RECORDS FOR THE EXERCISE ->
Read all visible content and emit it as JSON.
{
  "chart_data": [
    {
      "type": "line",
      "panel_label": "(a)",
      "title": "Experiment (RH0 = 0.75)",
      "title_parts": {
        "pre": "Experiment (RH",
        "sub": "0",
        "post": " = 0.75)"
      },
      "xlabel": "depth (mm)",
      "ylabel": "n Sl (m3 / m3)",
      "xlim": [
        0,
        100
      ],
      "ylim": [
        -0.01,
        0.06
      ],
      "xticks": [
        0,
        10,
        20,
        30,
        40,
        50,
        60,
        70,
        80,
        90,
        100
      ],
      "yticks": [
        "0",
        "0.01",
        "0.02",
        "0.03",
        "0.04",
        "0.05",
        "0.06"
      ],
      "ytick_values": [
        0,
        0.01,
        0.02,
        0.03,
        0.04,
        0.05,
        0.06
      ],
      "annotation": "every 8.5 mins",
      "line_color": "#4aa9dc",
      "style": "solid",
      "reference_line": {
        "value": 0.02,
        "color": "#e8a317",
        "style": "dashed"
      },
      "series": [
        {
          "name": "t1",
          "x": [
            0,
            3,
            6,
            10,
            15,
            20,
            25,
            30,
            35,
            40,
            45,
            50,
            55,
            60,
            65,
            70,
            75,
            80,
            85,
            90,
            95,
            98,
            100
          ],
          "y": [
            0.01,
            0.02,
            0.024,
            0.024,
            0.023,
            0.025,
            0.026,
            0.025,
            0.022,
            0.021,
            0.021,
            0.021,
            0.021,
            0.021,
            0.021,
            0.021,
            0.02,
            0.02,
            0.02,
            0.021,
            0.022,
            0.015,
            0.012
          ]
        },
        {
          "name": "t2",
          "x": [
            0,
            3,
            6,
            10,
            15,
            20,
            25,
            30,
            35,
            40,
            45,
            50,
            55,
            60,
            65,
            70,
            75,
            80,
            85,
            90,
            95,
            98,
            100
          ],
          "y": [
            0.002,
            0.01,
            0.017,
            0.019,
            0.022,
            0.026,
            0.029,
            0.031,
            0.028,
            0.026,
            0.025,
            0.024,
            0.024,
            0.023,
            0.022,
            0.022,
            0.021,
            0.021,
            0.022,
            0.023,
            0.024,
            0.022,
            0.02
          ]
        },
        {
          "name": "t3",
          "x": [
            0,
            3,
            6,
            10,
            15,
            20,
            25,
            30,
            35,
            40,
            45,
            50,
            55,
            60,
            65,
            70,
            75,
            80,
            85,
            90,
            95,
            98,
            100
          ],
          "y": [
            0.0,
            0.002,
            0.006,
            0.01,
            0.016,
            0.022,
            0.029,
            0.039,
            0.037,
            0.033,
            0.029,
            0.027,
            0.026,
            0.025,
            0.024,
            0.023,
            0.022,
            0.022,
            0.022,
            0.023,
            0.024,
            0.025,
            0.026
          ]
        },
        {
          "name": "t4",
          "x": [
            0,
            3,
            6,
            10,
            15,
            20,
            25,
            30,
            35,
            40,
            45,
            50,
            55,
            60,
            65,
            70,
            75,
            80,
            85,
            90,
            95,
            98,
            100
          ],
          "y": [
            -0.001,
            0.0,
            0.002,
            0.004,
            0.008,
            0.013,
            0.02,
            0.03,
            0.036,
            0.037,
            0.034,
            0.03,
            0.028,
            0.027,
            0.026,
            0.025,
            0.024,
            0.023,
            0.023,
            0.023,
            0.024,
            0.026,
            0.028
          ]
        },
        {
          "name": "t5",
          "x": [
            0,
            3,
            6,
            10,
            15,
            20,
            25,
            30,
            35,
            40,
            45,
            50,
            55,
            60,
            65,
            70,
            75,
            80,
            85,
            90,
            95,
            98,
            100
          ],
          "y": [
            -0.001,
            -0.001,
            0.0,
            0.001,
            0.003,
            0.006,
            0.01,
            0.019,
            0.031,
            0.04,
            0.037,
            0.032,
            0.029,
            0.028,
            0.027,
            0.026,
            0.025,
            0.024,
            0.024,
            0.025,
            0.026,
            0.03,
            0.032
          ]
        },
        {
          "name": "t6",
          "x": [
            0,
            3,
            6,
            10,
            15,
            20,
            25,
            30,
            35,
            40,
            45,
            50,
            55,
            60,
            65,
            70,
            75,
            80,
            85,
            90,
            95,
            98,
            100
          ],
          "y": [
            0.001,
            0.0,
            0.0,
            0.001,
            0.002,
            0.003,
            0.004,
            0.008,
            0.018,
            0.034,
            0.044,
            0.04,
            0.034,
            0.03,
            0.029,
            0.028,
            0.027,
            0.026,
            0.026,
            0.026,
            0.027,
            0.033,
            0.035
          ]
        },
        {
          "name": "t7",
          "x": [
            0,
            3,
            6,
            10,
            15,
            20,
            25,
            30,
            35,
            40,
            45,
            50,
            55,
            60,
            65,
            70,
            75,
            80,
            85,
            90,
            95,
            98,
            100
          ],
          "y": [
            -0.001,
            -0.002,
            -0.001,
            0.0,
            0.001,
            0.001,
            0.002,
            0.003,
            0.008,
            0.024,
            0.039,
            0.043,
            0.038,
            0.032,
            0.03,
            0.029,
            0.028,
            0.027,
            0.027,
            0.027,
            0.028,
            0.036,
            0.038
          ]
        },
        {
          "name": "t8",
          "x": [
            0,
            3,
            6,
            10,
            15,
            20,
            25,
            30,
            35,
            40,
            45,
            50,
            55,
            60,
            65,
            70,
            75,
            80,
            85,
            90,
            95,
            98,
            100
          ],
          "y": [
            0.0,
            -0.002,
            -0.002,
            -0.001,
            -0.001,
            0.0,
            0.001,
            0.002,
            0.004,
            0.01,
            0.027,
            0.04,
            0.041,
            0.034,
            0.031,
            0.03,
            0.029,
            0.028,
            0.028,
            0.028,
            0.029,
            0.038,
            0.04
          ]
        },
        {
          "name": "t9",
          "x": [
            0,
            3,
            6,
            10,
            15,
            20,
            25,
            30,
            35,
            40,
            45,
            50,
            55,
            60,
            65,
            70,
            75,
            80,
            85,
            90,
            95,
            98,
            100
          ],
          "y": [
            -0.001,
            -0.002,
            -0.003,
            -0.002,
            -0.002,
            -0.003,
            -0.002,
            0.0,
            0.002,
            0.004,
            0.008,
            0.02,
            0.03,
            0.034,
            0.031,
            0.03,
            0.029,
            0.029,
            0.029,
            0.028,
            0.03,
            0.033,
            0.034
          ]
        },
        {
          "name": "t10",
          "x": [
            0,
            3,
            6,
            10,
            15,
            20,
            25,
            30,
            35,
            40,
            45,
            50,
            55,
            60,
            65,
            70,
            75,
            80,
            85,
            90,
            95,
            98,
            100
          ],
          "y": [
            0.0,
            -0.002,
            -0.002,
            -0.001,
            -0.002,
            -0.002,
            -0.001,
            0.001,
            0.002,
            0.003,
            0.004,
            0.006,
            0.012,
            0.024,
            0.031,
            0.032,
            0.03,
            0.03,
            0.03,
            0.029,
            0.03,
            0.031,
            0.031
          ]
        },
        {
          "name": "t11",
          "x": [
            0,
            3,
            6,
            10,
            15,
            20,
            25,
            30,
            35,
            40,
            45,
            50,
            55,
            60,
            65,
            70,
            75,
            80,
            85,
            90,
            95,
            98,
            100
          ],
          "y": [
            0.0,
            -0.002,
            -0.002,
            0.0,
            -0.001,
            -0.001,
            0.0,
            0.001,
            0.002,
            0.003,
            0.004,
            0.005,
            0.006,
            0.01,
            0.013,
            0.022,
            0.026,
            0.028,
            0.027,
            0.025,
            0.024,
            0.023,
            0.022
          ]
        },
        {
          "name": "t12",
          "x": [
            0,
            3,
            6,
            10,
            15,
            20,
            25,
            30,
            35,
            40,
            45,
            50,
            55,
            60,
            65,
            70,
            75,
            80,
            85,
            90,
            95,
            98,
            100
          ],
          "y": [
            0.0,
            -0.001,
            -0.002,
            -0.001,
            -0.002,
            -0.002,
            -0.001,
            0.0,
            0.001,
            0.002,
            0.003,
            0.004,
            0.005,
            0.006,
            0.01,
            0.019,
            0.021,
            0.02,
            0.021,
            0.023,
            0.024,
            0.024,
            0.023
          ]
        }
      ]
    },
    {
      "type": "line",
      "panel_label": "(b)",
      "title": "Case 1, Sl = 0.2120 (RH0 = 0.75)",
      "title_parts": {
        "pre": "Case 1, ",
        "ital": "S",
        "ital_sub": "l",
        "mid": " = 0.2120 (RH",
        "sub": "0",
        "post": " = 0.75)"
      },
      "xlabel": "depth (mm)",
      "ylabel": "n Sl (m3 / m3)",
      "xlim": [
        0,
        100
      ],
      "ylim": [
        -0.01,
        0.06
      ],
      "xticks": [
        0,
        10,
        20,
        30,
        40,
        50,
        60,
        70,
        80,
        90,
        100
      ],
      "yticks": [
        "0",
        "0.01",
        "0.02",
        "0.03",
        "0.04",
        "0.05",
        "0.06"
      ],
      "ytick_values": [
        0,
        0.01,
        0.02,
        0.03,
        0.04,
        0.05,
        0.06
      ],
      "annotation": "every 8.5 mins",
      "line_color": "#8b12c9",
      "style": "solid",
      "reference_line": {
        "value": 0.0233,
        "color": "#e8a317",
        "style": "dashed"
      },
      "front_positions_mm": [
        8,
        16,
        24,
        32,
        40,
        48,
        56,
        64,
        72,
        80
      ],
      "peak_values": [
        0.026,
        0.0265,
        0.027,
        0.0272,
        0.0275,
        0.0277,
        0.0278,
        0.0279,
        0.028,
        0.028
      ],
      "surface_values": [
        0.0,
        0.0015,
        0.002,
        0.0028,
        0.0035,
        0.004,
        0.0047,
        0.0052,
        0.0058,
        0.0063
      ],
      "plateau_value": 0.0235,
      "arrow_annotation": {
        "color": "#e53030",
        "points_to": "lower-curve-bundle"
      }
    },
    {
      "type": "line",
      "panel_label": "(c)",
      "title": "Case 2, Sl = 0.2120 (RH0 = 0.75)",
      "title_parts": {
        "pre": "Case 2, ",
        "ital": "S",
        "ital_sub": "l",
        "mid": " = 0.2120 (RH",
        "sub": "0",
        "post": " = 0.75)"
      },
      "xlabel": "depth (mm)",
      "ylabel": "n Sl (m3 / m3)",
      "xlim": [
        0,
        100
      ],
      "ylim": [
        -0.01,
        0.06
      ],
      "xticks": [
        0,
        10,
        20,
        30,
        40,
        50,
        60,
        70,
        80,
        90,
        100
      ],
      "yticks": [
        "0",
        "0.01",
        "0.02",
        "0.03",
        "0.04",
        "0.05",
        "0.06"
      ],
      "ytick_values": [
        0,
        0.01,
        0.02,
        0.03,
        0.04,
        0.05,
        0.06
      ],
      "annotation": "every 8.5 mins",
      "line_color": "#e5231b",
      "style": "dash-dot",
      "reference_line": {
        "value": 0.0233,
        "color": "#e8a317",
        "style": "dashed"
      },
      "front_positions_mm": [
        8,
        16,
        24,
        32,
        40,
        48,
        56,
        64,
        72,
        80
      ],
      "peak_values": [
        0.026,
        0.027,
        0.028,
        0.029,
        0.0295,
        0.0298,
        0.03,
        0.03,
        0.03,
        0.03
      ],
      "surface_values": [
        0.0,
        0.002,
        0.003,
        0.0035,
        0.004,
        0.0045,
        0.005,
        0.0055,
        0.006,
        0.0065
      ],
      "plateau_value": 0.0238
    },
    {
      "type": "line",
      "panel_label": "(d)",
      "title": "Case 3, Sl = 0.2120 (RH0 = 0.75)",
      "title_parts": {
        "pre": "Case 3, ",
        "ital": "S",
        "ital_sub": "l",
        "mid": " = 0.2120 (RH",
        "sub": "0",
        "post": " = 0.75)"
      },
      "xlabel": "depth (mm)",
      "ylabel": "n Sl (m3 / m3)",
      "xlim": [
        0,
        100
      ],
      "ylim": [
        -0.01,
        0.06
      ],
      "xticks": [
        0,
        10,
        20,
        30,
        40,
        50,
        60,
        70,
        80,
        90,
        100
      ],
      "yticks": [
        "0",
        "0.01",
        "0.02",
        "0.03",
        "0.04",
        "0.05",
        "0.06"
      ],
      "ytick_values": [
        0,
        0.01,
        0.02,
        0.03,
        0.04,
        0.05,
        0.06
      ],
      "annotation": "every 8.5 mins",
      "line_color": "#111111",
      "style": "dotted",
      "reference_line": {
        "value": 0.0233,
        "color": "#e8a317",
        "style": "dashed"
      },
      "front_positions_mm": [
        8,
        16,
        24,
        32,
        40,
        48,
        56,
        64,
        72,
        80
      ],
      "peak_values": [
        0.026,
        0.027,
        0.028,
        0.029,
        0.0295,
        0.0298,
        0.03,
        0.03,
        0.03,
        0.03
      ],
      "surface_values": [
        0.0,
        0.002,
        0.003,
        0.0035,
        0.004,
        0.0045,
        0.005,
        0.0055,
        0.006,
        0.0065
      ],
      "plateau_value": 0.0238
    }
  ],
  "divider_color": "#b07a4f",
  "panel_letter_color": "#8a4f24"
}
...
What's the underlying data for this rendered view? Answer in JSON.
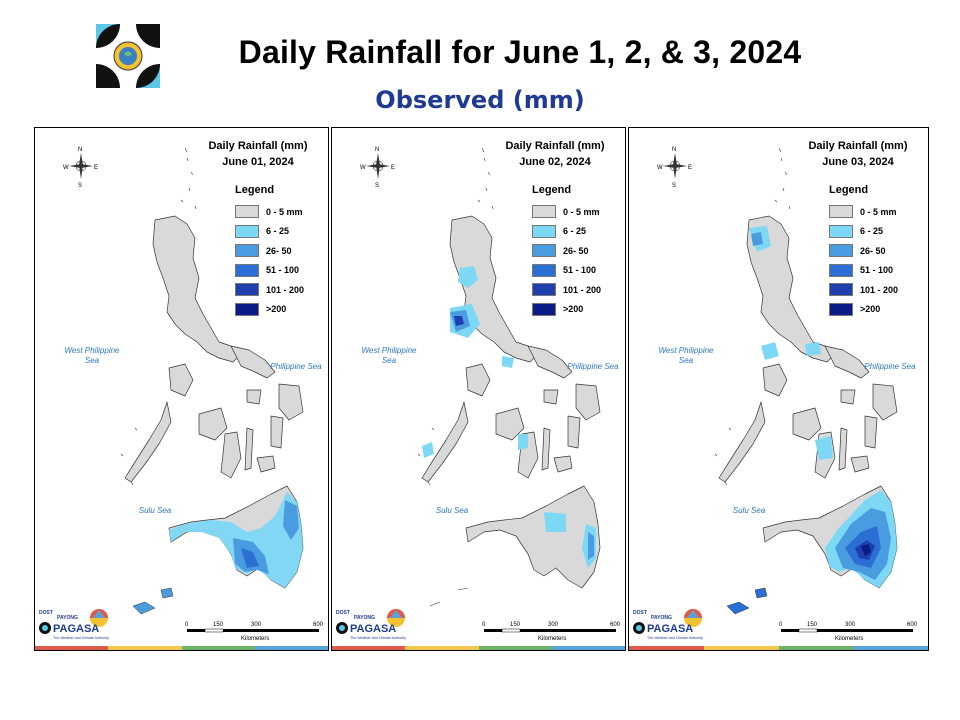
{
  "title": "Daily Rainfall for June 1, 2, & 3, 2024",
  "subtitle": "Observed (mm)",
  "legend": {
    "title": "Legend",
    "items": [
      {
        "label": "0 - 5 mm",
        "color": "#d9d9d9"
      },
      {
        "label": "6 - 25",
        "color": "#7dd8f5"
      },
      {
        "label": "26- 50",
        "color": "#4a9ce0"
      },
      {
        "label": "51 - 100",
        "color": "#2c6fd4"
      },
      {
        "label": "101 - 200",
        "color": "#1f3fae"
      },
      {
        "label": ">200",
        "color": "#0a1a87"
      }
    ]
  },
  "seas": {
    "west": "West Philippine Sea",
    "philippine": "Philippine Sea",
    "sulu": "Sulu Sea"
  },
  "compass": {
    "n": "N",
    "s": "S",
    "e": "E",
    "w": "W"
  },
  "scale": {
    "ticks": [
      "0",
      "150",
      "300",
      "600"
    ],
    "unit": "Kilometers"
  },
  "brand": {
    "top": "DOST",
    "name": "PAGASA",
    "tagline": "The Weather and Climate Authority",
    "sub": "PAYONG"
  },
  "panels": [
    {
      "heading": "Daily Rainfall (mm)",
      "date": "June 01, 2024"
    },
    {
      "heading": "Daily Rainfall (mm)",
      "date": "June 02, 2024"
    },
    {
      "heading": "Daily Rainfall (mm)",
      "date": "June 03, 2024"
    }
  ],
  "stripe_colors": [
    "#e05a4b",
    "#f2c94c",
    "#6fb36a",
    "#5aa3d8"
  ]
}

WRITTEN EXERCISE ->
Check every line of the material for the string "Philippine" and give the number of lines that have it, without anything else.

SOLUTION FOR THIS EXERCISE ->
2